══ DATASET ENTRIES

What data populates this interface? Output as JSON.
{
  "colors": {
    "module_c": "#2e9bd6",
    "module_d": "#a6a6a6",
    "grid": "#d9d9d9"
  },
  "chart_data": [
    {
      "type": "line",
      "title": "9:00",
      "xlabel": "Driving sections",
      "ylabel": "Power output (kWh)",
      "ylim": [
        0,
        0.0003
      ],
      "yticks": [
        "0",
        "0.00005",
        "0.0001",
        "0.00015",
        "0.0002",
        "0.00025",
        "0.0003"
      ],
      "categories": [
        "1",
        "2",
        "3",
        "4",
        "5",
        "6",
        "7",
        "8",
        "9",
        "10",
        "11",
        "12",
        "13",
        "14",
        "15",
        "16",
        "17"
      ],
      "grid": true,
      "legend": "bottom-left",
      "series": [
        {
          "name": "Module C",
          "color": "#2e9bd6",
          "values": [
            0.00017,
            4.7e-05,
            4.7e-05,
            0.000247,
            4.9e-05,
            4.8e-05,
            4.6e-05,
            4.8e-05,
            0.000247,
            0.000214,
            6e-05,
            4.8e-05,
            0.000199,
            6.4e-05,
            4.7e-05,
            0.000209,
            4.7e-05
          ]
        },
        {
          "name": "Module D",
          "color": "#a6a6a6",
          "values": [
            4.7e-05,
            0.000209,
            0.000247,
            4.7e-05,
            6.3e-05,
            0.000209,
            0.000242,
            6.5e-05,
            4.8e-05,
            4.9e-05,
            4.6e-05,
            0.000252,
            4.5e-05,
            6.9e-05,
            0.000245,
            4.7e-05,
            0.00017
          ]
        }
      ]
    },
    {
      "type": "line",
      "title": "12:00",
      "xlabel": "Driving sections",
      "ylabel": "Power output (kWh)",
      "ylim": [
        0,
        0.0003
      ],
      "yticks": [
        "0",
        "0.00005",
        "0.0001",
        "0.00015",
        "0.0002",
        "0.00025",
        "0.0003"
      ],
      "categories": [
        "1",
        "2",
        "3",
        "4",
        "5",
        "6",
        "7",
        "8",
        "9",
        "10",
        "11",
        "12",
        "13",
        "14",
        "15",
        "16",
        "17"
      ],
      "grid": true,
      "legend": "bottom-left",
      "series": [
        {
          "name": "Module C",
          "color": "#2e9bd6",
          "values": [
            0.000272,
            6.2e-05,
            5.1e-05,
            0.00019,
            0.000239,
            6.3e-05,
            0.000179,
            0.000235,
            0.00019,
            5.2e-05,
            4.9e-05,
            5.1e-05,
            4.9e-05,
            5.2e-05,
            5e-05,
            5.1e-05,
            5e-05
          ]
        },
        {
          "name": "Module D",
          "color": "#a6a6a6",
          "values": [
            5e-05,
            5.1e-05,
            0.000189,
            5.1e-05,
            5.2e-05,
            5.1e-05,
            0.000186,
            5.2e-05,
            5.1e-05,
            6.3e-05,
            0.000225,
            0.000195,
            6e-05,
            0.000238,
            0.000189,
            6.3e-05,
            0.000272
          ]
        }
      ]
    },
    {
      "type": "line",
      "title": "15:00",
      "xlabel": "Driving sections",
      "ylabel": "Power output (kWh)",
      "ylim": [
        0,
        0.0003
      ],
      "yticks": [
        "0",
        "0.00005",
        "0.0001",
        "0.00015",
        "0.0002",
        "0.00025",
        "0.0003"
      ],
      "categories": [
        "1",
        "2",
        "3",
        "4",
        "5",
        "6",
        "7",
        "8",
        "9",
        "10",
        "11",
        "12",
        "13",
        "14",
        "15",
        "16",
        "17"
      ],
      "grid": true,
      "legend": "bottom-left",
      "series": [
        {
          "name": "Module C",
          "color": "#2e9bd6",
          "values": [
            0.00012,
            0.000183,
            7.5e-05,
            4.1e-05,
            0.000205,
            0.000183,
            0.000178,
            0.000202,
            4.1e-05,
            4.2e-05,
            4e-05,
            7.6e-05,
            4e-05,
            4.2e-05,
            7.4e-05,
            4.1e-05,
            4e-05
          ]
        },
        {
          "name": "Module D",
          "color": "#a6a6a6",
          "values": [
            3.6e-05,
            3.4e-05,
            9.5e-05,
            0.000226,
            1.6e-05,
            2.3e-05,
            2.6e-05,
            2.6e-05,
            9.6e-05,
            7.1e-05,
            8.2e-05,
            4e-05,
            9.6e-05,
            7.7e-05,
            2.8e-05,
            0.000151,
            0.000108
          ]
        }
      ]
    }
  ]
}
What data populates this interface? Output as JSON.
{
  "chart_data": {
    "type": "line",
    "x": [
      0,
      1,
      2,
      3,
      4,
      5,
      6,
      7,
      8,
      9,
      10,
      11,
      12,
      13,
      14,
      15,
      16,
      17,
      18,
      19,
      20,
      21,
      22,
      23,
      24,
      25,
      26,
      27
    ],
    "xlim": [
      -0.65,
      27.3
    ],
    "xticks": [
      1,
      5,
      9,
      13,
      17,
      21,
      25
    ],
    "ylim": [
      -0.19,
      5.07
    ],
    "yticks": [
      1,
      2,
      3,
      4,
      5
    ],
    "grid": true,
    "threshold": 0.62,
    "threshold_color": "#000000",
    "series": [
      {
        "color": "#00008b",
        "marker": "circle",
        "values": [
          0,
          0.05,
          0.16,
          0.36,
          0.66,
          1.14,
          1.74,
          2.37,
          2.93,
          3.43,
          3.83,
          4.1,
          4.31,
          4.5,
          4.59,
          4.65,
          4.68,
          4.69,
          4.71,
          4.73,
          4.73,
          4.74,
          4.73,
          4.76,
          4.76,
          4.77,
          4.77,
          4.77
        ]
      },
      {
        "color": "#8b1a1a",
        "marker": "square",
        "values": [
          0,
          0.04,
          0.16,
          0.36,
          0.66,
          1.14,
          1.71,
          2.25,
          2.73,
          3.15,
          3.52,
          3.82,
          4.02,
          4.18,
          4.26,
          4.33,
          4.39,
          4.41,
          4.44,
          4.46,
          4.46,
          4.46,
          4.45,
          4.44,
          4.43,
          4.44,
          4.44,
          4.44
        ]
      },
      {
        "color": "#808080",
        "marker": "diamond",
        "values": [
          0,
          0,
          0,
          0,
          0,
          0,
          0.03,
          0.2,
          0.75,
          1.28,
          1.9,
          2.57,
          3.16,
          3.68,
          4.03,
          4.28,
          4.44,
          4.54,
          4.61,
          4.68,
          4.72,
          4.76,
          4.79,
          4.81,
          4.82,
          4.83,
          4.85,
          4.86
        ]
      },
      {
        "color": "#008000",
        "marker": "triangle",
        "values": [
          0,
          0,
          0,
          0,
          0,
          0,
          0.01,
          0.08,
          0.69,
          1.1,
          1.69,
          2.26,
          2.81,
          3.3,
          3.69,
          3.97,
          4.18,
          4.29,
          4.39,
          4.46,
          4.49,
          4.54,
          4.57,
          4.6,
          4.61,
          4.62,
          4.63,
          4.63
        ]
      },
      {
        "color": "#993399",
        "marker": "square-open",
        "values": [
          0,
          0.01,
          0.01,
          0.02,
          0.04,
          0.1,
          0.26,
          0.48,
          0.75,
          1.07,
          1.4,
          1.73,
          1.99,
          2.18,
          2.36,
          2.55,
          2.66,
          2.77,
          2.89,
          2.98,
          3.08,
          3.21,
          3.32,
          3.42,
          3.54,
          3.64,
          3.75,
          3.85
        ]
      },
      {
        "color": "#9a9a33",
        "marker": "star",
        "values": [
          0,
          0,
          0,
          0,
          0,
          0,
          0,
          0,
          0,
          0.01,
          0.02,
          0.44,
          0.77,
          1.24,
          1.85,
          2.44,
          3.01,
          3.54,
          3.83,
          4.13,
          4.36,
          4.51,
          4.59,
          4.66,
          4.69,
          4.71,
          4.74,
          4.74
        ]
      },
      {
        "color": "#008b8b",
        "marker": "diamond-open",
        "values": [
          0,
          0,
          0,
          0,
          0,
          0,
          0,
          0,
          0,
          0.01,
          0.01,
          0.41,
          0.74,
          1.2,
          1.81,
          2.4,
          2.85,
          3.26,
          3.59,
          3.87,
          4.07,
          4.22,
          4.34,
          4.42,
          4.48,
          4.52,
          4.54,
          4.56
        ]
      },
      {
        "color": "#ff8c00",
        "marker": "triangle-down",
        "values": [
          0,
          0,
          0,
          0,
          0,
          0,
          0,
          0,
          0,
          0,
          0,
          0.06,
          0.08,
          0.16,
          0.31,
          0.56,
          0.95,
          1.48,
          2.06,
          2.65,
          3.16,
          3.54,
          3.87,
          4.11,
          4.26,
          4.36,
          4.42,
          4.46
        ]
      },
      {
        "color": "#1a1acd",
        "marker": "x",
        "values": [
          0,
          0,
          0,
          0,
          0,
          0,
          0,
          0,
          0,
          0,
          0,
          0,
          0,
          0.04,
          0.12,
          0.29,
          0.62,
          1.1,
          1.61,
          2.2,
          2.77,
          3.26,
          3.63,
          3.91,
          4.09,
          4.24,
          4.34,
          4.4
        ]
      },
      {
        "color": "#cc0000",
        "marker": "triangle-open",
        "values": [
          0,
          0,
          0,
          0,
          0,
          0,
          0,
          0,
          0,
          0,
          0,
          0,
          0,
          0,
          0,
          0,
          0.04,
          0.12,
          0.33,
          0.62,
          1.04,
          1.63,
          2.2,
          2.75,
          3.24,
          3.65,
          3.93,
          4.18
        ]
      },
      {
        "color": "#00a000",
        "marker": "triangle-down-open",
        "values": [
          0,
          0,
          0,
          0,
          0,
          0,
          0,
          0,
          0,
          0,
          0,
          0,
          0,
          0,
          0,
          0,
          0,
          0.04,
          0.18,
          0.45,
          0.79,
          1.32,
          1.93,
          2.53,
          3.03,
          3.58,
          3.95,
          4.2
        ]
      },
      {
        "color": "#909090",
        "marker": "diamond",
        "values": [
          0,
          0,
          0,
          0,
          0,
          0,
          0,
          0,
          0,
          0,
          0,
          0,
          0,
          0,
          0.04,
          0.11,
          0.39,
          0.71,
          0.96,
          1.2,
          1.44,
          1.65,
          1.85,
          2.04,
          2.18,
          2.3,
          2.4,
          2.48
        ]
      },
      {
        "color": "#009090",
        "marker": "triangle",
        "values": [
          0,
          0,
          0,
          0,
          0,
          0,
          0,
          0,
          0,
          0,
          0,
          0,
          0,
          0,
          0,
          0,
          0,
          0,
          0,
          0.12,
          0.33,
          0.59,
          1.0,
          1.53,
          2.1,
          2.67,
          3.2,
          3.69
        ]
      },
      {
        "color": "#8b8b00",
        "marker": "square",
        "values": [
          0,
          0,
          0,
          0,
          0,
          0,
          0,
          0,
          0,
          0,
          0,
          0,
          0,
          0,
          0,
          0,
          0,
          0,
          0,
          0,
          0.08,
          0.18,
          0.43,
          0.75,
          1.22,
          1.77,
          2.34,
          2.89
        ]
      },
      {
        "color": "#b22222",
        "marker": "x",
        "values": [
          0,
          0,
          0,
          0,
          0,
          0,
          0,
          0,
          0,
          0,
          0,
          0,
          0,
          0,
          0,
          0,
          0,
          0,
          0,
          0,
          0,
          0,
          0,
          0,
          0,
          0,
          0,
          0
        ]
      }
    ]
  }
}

════

**TASK GOAL**
Pull out every line in the material above where "open" occurs.

**RESPONSE TO THIS TASK**
        "marker": "square-open",
        "marker": "diamond-open",
        "marker": "triangle-open",
        "marker": "triangle-down-open",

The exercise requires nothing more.